Directive: Make an exact copy of the entries, and keep any pictures out of it.

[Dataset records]
* * *

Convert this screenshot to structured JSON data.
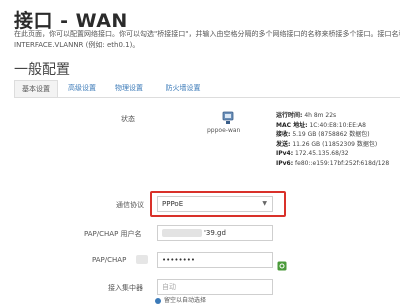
{
  "page": {
    "title": "接口 - WAN",
    "description_line1": "在此页面，你可以配置网络接口。你可以勾选\"桥接接口\"，并输入由空格分隔的多个网络接口的名称来桥接多个接口。接口名称中可以使用",
    "description_line2": "INTERFACE.VLANNR (例如: eth0.1)。"
  },
  "section_title": "一般配置",
  "tabs": [
    {
      "label": "基本设置",
      "active": true
    },
    {
      "label": "高级设置",
      "active": false
    },
    {
      "label": "物理设置",
      "active": false
    },
    {
      "label": "防火墙设置",
      "active": false
    }
  ],
  "status": {
    "label": "状态",
    "device_name": "pppoe-wan",
    "device_icon": "network-device-icon",
    "rows": [
      {
        "key": "运行时间:",
        "value": "4h 8m 22s"
      },
      {
        "key": "MAC 地址:",
        "value": "1C:40:E8:10:EE:A8"
      },
      {
        "key": "接收:",
        "value": "5.19 GB (8758862 数据包)"
      },
      {
        "key": "发送:",
        "value": "11.26 GB (11852309 数据包)"
      },
      {
        "key": "IPv4:",
        "value": "172.45.135.68/32"
      },
      {
        "key": "IPv6:",
        "value": "fe80::e159:17bf:252f:618d/128"
      }
    ]
  },
  "form": {
    "protocol": {
      "label": "通信协议",
      "value": "PPPoE"
    },
    "username": {
      "label": "PAP/CHAP 用户名",
      "value": "'39.gd"
    },
    "password": {
      "label": "PAP/CHAP",
      "value": "••••••••"
    },
    "concentrator": {
      "label": "接入集中器",
      "placeholder": "自动"
    },
    "hint": "留空以自动选择"
  },
  "colors": {
    "accent": "#3b7ab8",
    "highlight": "#d9312a",
    "reveal_icon": "#4a9a3a"
  }
}
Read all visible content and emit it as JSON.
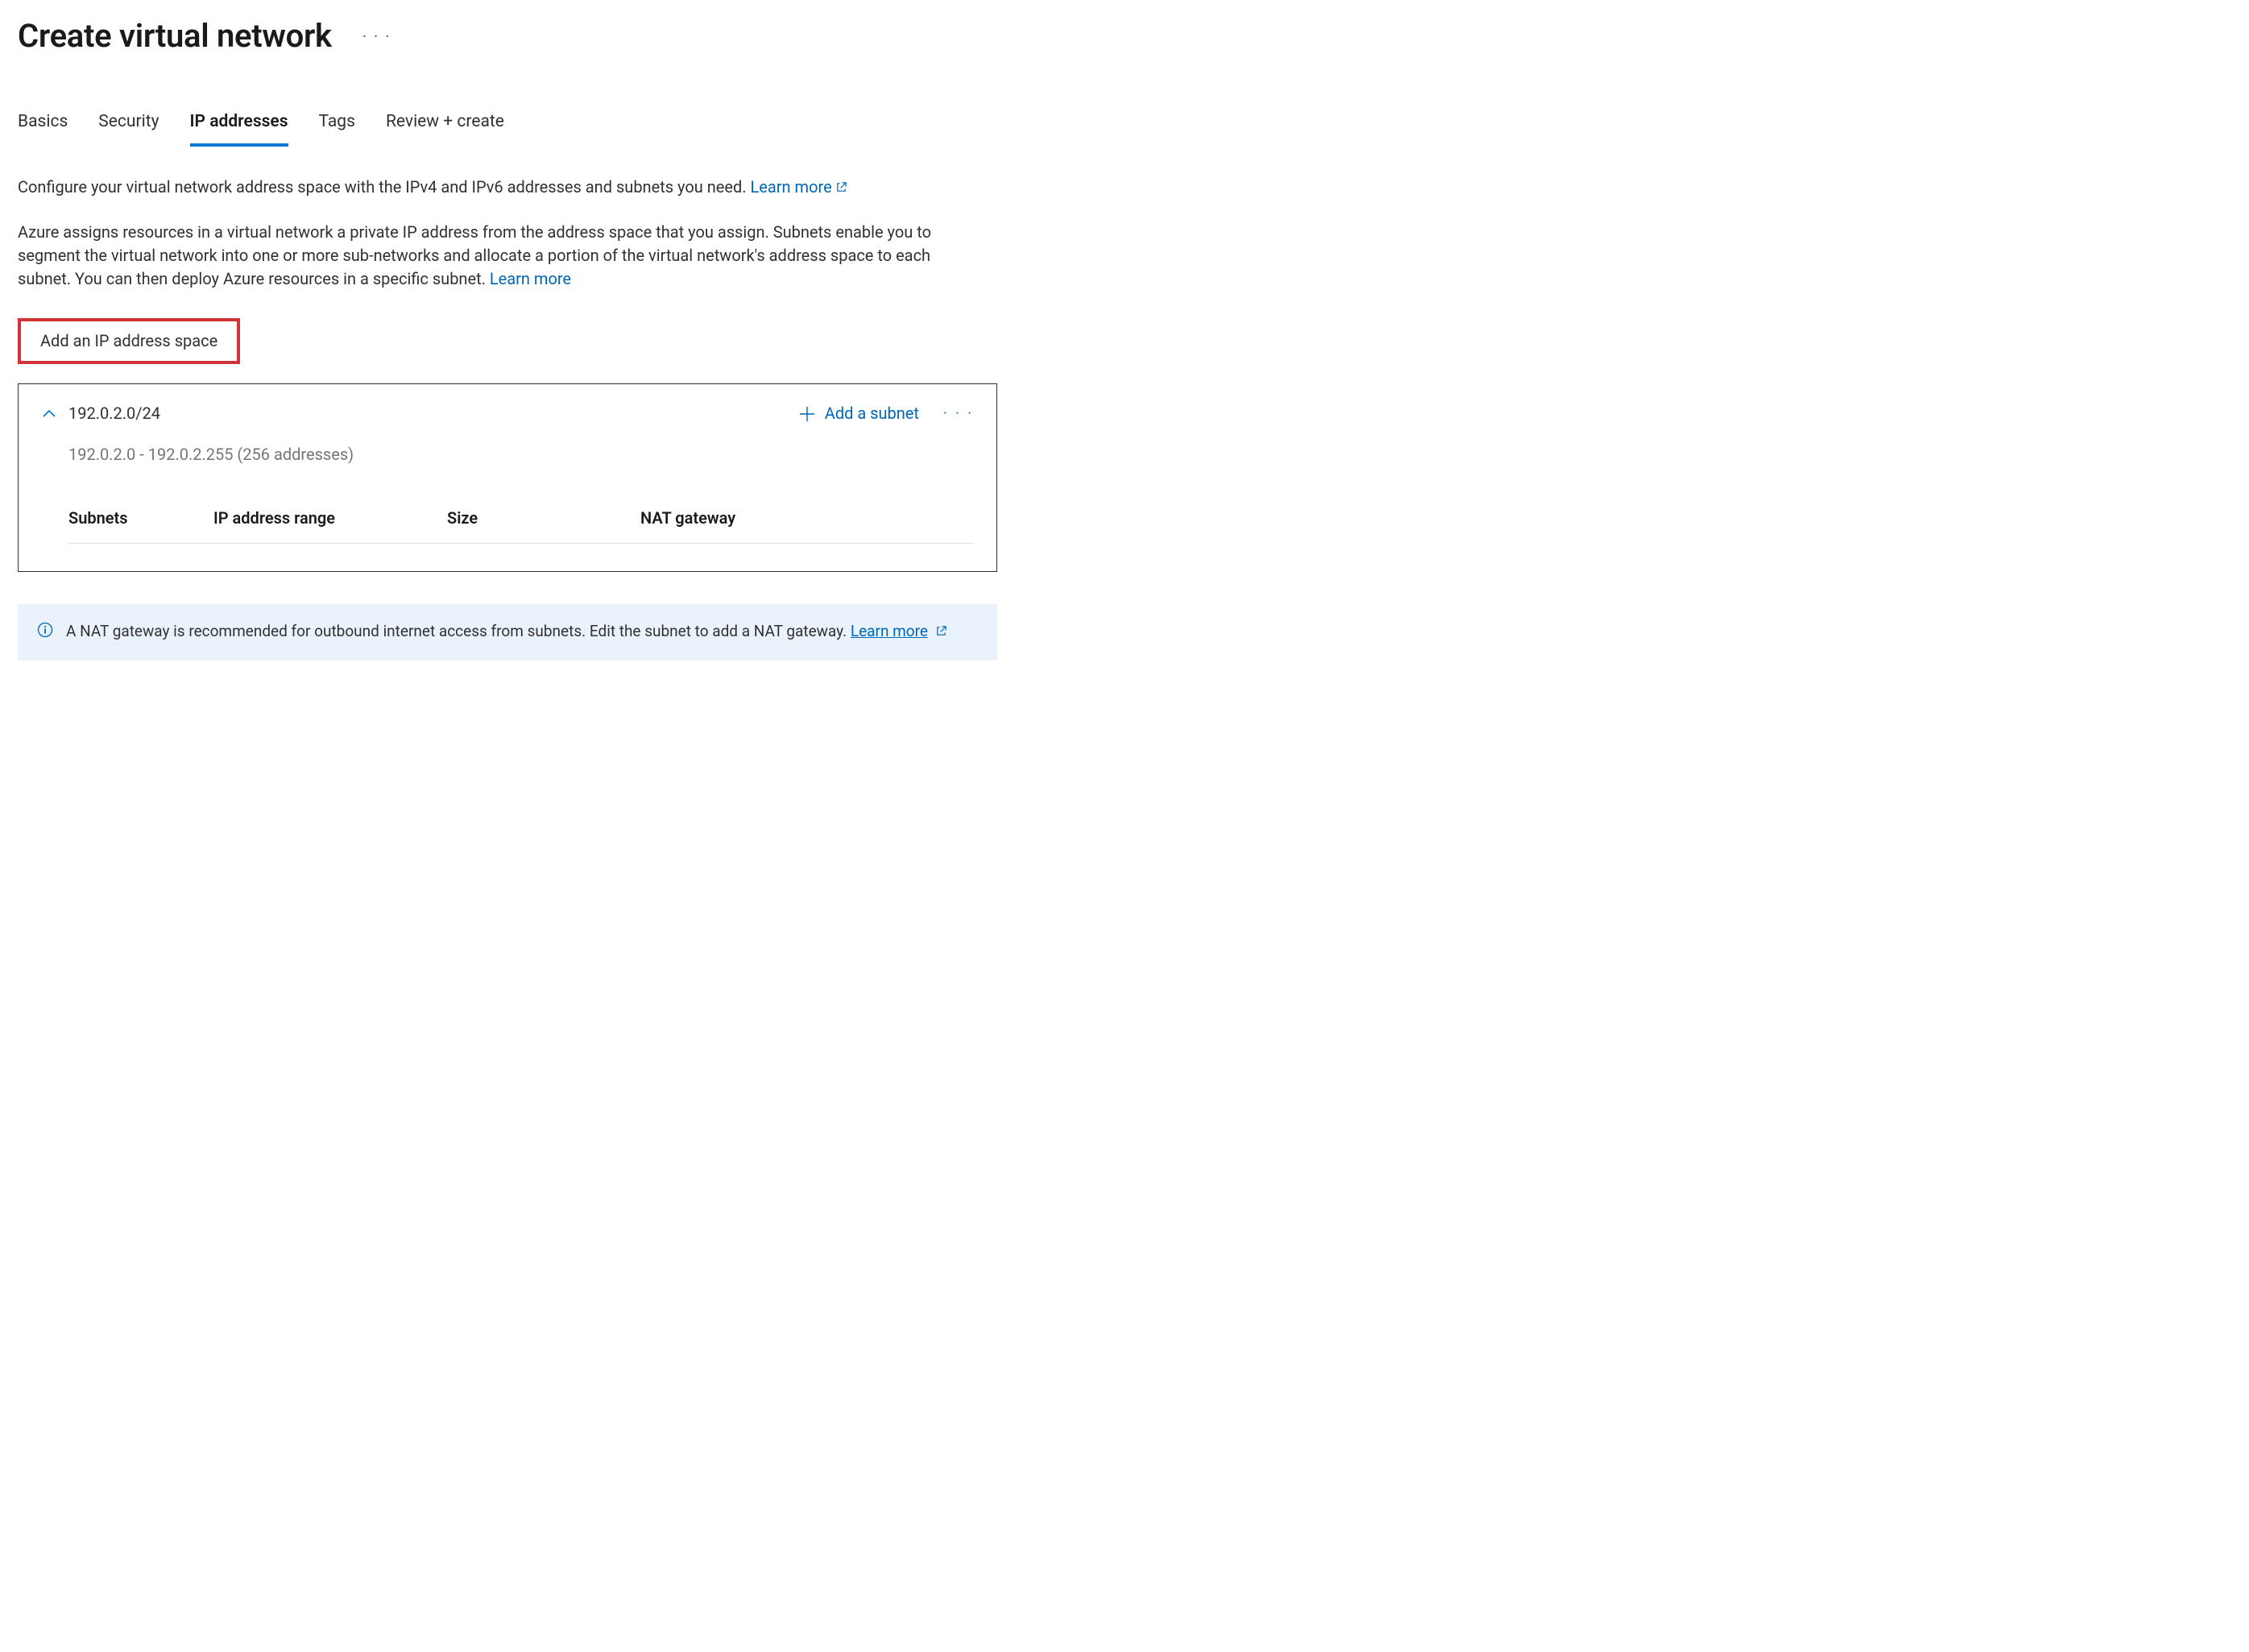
{
  "header": {
    "title": "Create virtual network"
  },
  "tabs": [
    {
      "label": "Basics",
      "active": false
    },
    {
      "label": "Security",
      "active": false
    },
    {
      "label": "IP addresses",
      "active": true
    },
    {
      "label": "Tags",
      "active": false
    },
    {
      "label": "Review + create",
      "active": false
    }
  ],
  "intro": {
    "line1_pre": "Configure your virtual network address space with the IPv4 and IPv6 addresses and subnets you need. ",
    "learn_more": "Learn more",
    "line2_pre": "Azure assigns resources in a virtual network a private IP address from the address space that you assign. Subnets enable you to segment the virtual network into one or more sub-networks and allocate a portion of the virtual network's address space to each subnet. You can then deploy Azure resources in a specific subnet. "
  },
  "add_space_button": "Add an IP address space",
  "address_space": {
    "cidr": "192.0.2.0/24",
    "range": "192.0.2.0 - 192.0.2.255 (256 addresses)",
    "add_subnet_label": "Add a subnet",
    "columns": {
      "subnets": "Subnets",
      "ip_range": "IP address range",
      "size": "Size",
      "nat": "NAT gateway"
    }
  },
  "info": {
    "text": "A NAT gateway is recommended for outbound internet access from subnets. Edit the subnet to add a NAT gateway.  ",
    "learn_more": "Learn more"
  }
}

* * *

Exercise result:
Convert this screenshot to structured JSON data.
{
  "page": {
    "title": "接口 - WAN",
    "description_line1": "在此页面，你可以配置网络接口。你可以勾选\"桥接接口\"，并输入由空格分隔的多个网络接口的名称来桥接多个接口。接口名称中可以使用",
    "description_line2": "INTERFACE.VLANNR (例如: eth0.1)。"
  },
  "section_title": "一般配置",
  "tabs": [
    {
      "label": "基本设置",
      "active": true
    },
    {
      "label": "高级设置",
      "active": false
    },
    {
      "label": "物理设置",
      "active": false
    },
    {
      "label": "防火墙设置",
      "active": false
    }
  ],
  "status": {
    "label": "状态",
    "device_name": "pppoe-wan",
    "device_icon": "network-device-icon",
    "rows": [
      {
        "key": "运行时间:",
        "value": "4h 8m 22s"
      },
      {
        "key": "MAC 地址:",
        "value": "1C:40:E8:10:EE:A8"
      },
      {
        "key": "接收:",
        "value": "5.19 GB (8758862 数据包)"
      },
      {
        "key": "发送:",
        "value": "11.26 GB (11852309 数据包)"
      },
      {
        "key": "IPv4:",
        "value": "172.45.135.68/32"
      },
      {
        "key": "IPv6:",
        "value": "fe80::e159:17bf:252f:618d/128"
      }
    ]
  },
  "form": {
    "protocol": {
      "label": "通信协议",
      "value": "PPPoE"
    },
    "username": {
      "label": "PAP/CHAP 用户名",
      "value": "'39.gd"
    },
    "password": {
      "label": "PAP/CHAP",
      "value": "••••••••"
    },
    "concentrator": {
      "label": "接入集中器",
      "placeholder": "自动"
    },
    "hint": "留空以自动选择"
  },
  "colors": {
    "accent": "#3b7ab8",
    "highlight": "#d9312a",
    "reveal_icon": "#4a9a3a"
  }
}
Read all visible content and emit it as JSON.
{
  "header": {
    "title": "Create virtual network"
  },
  "tabs": [
    {
      "label": "Basics",
      "active": false
    },
    {
      "label": "Security",
      "active": false
    },
    {
      "label": "IP addresses",
      "active": true
    },
    {
      "label": "Tags",
      "active": false
    },
    {
      "label": "Review + create",
      "active": false
    }
  ],
  "intro": {
    "line1_pre": "Configure your virtual network address space with the IPv4 and IPv6 addresses and subnets you need. ",
    "learn_more": "Learn more",
    "line2_pre": "Azure assigns resources in a virtual network a private IP address from the address space that you assign. Subnets enable you to segment the virtual network into one or more sub-networks and allocate a portion of the virtual network's address space to each subnet. You can then deploy Azure resources in a specific subnet. "
  },
  "add_space_button": "Add an IP address space",
  "address_space": {
    "cidr": "192.0.2.0/24",
    "range": "192.0.2.0 - 192.0.2.255 (256 addresses)",
    "add_subnet_label": "Add a subnet",
    "columns": {
      "subnets": "Subnets",
      "ip_range": "IP address range",
      "size": "Size",
      "nat": "NAT gateway"
    }
  },
  "info": {
    "text": "A NAT gateway is recommended for outbound internet access from subnets. Edit the subnet to add a NAT gateway.  ",
    "learn_more": "Learn more"
  }
}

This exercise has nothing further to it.